**Records contained in a dataset**
****

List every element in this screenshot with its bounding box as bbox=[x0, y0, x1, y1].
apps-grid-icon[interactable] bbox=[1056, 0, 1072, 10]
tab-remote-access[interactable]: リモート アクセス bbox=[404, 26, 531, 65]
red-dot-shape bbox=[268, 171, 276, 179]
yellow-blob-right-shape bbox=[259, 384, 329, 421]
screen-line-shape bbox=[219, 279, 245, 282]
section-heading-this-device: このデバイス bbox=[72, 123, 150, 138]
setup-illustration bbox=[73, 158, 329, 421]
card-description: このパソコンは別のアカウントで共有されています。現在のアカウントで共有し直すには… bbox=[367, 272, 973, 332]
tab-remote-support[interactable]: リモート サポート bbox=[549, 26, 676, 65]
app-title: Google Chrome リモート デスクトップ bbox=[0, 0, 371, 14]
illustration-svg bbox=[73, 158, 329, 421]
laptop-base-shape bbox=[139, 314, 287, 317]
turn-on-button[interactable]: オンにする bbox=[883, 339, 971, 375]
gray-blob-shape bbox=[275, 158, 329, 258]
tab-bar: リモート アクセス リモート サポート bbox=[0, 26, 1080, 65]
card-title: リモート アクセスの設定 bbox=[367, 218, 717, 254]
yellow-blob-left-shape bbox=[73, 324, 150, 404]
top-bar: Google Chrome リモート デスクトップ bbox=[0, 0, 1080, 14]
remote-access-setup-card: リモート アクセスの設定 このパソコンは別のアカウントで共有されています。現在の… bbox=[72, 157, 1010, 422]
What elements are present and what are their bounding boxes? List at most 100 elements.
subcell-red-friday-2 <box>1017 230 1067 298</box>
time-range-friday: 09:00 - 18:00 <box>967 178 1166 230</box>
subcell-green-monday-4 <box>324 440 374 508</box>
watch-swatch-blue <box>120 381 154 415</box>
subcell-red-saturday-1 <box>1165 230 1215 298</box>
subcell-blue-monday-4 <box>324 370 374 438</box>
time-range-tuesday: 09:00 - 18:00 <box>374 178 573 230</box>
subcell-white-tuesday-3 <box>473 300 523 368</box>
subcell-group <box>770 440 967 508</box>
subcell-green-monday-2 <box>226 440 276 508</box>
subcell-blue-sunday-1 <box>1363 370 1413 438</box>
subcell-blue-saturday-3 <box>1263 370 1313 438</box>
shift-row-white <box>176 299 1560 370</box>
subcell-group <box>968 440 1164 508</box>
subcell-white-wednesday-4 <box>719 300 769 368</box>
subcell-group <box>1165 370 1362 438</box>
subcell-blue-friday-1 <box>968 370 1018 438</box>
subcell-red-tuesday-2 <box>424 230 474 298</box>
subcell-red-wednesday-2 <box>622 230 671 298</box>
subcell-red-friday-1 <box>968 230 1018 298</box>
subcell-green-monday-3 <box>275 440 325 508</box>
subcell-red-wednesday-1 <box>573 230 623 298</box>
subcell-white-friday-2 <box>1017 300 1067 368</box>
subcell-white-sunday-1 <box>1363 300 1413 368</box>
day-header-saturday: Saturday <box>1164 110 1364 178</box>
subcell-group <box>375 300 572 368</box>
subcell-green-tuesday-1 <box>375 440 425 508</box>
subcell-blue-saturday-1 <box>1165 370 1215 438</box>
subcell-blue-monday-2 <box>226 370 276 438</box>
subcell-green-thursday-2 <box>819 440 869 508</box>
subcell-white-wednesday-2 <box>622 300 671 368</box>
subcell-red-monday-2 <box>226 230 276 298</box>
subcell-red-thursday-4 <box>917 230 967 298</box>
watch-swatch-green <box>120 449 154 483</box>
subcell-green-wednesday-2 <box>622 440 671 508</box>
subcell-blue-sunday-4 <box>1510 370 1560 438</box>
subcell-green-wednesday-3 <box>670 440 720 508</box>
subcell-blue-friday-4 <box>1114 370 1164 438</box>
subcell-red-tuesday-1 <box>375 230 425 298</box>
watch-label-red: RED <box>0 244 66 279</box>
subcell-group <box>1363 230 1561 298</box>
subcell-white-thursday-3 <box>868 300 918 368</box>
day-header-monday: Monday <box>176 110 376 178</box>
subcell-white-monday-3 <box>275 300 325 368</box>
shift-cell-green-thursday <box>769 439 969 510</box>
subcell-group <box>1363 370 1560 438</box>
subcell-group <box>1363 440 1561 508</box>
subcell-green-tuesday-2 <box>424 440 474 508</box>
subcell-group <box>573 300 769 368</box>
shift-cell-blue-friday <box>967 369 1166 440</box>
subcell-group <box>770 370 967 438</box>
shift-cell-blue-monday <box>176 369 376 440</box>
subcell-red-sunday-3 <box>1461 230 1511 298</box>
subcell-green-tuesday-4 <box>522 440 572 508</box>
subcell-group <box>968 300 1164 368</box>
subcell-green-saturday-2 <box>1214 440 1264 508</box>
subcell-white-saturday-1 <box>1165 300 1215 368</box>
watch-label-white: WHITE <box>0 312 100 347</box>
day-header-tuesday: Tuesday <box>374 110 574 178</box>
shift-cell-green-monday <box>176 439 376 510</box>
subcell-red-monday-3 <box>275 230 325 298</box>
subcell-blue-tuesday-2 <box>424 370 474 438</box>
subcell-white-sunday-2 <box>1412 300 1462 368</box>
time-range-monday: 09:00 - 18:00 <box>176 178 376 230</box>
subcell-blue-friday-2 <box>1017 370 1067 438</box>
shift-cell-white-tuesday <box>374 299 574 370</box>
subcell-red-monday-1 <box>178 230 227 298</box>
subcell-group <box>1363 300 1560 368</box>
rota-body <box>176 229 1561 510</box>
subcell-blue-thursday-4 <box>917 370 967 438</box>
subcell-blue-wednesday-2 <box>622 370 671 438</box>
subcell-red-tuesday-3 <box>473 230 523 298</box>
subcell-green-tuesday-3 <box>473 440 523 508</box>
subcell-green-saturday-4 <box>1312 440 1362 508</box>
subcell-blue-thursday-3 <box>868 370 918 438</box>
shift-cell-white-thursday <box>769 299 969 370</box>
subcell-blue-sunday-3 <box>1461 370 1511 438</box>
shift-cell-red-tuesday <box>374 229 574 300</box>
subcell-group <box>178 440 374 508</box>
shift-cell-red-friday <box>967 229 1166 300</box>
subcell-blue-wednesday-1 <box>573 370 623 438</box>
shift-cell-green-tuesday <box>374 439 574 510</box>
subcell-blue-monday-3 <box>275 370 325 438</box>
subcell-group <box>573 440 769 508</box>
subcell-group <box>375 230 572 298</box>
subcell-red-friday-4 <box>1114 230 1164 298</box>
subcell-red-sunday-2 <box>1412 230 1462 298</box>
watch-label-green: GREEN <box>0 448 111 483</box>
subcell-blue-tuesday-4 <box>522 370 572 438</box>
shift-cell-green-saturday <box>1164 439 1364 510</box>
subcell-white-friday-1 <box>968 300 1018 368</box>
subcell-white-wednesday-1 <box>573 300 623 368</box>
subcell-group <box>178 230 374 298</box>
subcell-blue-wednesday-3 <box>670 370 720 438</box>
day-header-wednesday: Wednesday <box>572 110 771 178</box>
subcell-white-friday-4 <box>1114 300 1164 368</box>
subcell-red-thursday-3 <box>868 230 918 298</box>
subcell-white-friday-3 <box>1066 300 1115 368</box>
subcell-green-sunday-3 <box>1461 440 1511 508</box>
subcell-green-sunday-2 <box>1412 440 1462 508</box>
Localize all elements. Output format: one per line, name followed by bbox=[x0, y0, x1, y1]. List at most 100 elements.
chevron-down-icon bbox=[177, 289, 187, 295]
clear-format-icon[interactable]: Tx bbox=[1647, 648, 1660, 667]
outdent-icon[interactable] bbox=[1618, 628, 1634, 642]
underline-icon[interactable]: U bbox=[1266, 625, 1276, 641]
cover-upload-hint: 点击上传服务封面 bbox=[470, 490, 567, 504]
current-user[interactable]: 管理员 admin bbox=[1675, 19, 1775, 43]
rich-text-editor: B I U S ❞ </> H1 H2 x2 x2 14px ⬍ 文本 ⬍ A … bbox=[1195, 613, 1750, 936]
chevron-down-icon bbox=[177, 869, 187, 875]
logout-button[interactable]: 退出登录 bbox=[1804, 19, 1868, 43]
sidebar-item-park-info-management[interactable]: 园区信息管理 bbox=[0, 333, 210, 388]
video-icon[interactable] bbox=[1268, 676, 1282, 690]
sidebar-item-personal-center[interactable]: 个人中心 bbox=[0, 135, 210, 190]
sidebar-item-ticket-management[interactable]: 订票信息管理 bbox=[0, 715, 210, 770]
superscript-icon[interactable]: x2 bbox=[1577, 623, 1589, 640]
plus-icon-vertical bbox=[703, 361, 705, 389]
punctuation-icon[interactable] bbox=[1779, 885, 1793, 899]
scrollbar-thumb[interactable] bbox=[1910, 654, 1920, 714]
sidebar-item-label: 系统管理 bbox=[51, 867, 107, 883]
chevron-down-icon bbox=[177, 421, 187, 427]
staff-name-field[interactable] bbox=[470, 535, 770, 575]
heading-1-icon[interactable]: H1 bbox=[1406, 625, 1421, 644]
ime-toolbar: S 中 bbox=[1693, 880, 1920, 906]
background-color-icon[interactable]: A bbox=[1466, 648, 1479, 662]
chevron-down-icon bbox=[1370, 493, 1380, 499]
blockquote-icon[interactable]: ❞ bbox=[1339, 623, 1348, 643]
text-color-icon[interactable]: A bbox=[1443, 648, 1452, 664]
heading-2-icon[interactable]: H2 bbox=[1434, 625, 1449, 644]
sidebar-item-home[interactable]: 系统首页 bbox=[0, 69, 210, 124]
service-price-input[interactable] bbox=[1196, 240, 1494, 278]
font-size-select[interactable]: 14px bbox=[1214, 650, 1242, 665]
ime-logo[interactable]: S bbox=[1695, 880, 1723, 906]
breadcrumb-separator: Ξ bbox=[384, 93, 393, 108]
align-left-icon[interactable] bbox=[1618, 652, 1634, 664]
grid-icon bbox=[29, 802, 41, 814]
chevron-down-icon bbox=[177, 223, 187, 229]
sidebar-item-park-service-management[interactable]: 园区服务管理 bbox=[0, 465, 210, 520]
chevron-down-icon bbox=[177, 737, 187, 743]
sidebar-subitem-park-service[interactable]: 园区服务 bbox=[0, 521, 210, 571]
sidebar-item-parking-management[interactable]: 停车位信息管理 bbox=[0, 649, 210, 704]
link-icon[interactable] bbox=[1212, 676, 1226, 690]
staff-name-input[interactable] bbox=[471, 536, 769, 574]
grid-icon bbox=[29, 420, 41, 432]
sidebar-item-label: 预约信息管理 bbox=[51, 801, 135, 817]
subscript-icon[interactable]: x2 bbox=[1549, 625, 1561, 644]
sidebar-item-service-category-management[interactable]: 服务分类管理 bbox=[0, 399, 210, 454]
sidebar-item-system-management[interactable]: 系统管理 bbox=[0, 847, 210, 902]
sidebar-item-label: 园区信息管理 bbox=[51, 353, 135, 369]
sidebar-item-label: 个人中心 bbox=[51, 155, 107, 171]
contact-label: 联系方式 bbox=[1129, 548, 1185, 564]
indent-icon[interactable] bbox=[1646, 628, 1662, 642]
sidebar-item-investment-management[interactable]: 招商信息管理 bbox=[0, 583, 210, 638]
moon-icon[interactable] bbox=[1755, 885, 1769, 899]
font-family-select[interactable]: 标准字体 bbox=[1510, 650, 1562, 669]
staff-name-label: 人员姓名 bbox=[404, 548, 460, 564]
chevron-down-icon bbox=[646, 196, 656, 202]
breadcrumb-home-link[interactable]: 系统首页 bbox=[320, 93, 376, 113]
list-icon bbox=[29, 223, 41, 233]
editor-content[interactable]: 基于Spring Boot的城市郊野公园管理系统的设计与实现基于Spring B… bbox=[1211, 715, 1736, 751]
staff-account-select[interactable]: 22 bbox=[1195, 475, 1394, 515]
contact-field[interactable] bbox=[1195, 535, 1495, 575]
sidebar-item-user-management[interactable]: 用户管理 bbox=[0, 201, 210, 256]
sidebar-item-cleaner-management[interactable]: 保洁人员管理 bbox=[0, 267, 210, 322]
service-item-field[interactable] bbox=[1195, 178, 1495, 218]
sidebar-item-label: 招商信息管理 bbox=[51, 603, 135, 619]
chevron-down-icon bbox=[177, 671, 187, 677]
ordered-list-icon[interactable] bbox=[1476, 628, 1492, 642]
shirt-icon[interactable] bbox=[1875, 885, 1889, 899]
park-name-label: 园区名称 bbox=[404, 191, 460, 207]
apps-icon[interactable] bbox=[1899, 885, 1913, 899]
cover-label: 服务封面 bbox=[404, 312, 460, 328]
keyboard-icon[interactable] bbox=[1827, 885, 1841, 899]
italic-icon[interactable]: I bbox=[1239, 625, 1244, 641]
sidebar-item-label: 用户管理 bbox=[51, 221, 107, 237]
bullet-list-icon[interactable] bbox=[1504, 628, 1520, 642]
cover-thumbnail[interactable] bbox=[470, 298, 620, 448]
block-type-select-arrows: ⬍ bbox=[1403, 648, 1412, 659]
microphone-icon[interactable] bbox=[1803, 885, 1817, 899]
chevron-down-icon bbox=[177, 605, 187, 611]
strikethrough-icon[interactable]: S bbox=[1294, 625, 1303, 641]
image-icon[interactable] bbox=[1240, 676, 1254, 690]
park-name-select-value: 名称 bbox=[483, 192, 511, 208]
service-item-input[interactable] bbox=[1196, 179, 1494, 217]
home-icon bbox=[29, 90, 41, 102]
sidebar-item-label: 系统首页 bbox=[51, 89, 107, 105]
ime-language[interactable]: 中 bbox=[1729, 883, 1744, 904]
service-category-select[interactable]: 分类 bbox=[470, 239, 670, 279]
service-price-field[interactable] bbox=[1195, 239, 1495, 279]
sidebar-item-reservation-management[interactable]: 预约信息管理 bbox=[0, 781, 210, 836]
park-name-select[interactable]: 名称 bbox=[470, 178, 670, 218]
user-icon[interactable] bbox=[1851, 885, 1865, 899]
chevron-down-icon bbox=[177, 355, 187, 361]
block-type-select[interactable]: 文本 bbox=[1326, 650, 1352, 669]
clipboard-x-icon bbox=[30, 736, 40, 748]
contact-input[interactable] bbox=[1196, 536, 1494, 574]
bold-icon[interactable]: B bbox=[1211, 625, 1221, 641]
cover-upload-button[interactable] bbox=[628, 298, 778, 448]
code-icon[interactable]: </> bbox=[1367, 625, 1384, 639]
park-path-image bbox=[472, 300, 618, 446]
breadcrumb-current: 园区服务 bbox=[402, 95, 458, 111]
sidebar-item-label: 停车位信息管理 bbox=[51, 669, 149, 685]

****

**GIVEN PROBLEM**
Rename "interactable" to "clickable" in the lines from the first one through the line containing "screen-line-shape bbox=[219, 279, 245, 282]", and give those lines again with everything else unchanged.

**CORRECT RESPONSE**
List every element in this screenshot with its bounding box as bbox=[x0, y0, x1, y1].
apps-grid-icon[clickable] bbox=[1056, 0, 1072, 10]
tab-remote-access[clickable]: リモート アクセス bbox=[404, 26, 531, 65]
red-dot-shape bbox=[268, 171, 276, 179]
yellow-blob-right-shape bbox=[259, 384, 329, 421]
screen-line-shape bbox=[219, 279, 245, 282]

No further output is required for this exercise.